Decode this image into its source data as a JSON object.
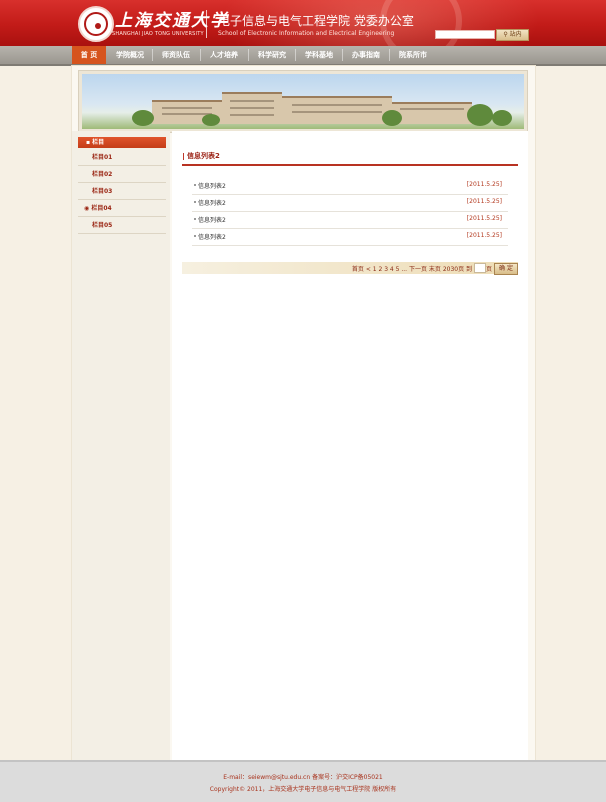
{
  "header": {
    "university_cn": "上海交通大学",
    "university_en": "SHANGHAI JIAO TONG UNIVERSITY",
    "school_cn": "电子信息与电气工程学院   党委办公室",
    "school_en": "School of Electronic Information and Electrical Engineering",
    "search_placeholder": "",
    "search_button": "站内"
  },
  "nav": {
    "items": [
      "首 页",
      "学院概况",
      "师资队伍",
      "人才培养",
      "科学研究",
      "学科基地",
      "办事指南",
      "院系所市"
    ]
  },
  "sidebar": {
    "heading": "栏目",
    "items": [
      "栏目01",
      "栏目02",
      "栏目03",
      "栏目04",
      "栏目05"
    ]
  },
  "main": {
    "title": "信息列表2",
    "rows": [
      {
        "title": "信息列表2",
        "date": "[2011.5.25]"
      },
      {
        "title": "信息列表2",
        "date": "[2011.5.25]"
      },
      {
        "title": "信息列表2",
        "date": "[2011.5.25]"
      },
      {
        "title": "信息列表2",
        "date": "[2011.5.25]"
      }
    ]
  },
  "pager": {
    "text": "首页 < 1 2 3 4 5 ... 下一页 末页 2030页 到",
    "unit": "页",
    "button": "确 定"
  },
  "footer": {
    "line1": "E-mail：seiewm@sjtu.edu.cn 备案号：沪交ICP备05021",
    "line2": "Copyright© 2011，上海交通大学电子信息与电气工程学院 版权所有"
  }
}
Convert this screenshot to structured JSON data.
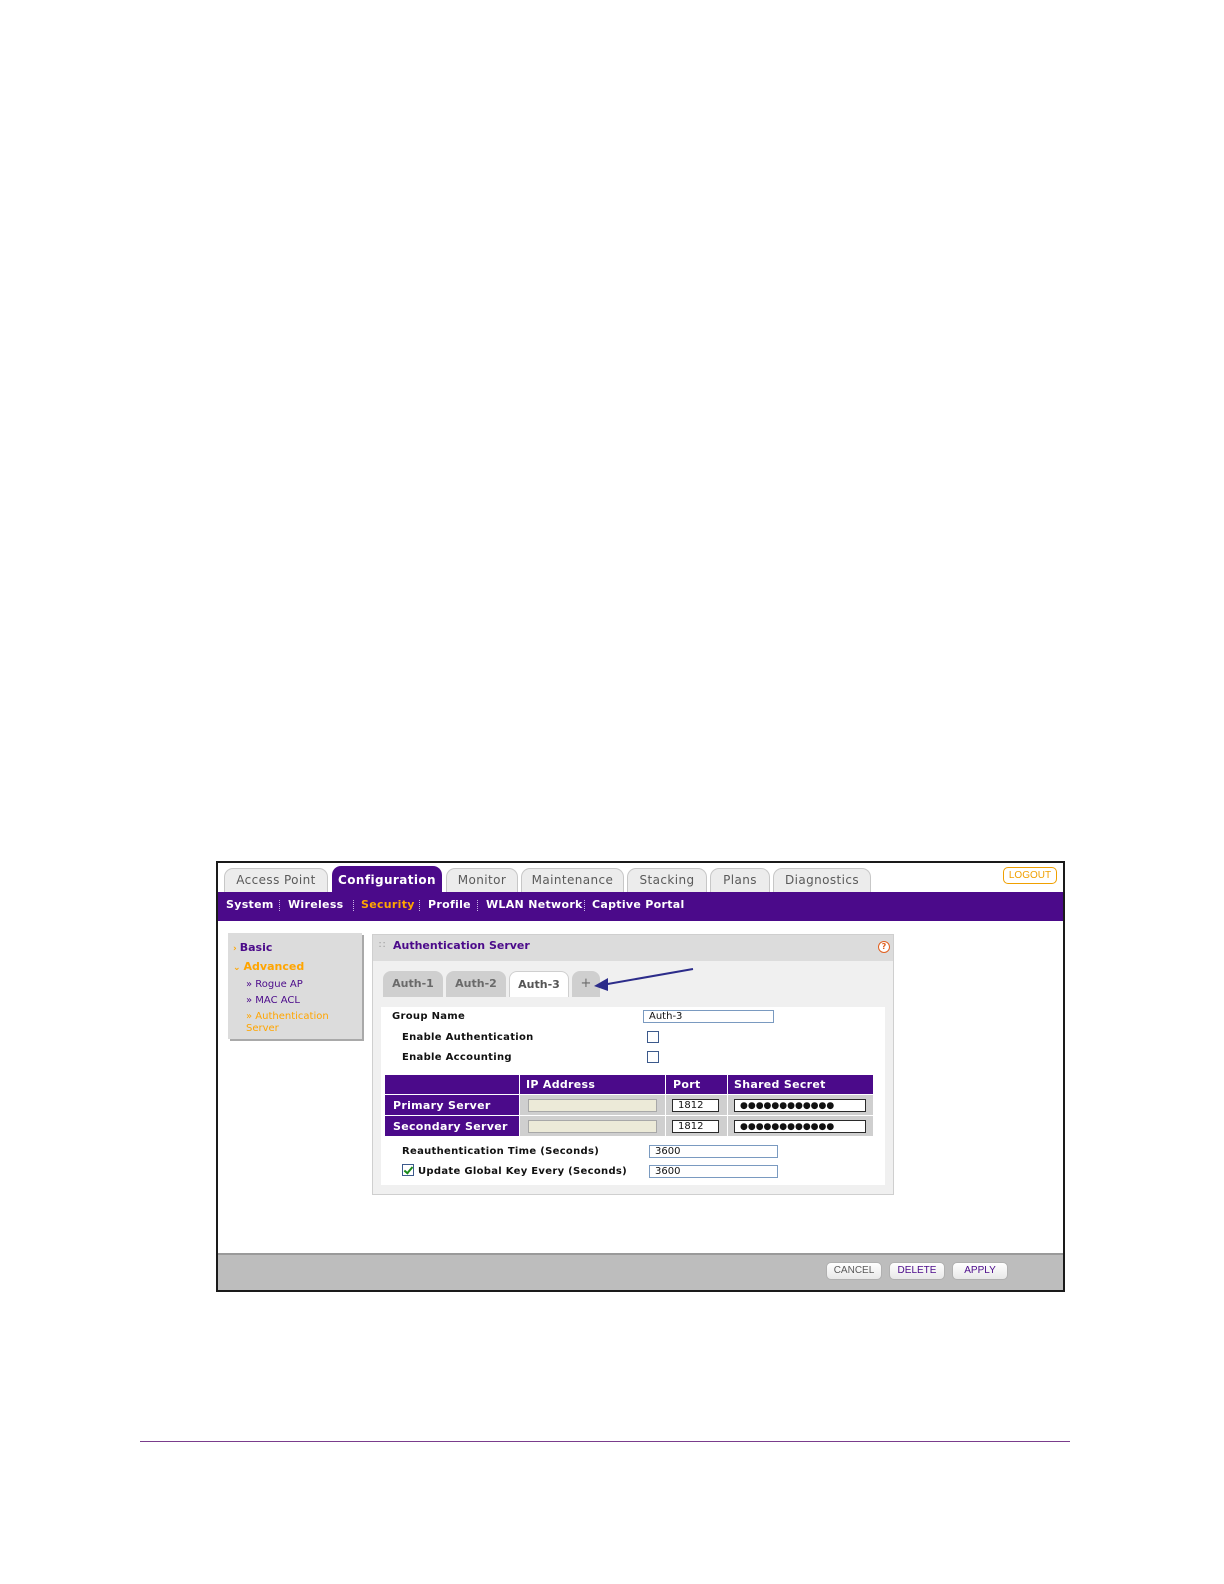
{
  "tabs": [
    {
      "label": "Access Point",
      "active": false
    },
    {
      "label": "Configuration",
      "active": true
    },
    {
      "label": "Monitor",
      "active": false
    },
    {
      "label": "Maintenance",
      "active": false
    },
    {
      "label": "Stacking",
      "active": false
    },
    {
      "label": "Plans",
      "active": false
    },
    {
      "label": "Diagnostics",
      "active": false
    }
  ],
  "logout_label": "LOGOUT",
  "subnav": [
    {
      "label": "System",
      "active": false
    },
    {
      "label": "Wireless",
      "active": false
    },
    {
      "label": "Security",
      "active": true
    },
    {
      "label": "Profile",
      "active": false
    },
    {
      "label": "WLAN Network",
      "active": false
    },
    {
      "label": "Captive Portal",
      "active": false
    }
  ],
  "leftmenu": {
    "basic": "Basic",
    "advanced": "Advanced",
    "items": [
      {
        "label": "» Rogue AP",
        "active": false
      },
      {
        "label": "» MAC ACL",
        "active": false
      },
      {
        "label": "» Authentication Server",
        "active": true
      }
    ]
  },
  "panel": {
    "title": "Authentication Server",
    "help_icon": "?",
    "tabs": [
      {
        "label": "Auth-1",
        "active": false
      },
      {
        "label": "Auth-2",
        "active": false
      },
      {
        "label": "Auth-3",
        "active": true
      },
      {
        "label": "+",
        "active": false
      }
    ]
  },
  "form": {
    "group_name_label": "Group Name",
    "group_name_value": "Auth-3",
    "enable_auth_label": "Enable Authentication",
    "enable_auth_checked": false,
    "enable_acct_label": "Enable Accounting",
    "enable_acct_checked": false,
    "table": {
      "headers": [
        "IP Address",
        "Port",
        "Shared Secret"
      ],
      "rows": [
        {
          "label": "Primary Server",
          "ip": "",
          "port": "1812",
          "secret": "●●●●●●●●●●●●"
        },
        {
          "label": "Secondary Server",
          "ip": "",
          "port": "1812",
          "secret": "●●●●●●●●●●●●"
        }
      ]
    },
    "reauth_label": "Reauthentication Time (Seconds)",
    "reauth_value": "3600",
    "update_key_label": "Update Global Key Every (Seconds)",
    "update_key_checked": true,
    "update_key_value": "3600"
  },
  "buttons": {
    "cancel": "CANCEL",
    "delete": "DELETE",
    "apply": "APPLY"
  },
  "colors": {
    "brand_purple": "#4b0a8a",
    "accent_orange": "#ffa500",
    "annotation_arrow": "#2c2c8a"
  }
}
--
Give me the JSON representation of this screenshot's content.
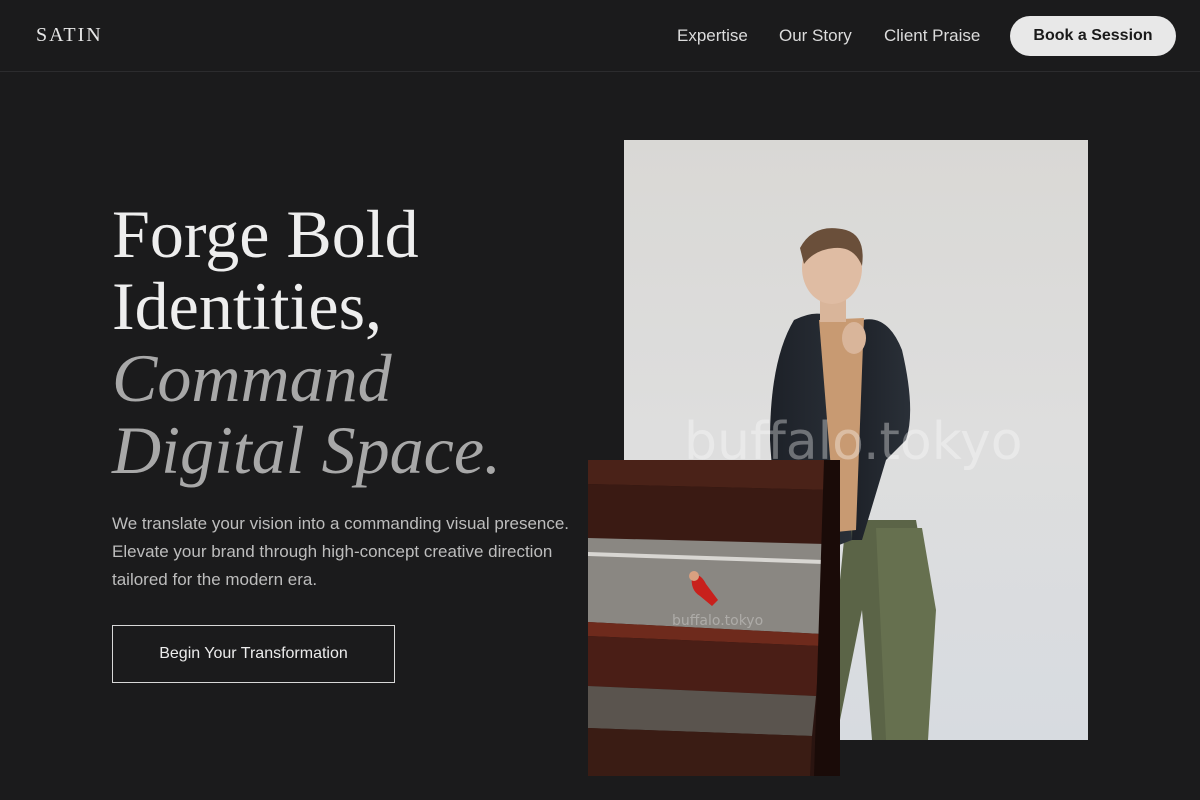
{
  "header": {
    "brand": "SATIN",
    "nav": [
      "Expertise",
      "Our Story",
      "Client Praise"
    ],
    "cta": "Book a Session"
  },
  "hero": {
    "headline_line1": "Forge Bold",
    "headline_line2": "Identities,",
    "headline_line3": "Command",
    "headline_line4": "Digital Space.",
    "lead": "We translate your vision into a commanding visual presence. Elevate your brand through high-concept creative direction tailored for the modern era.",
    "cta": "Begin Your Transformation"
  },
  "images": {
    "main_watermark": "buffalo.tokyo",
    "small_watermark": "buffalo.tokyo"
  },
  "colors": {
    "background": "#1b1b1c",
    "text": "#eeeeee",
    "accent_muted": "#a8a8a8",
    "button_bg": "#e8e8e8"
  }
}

Exercise task:
Give only the number of lines above that hold the string "into".

Solution to this problem:
2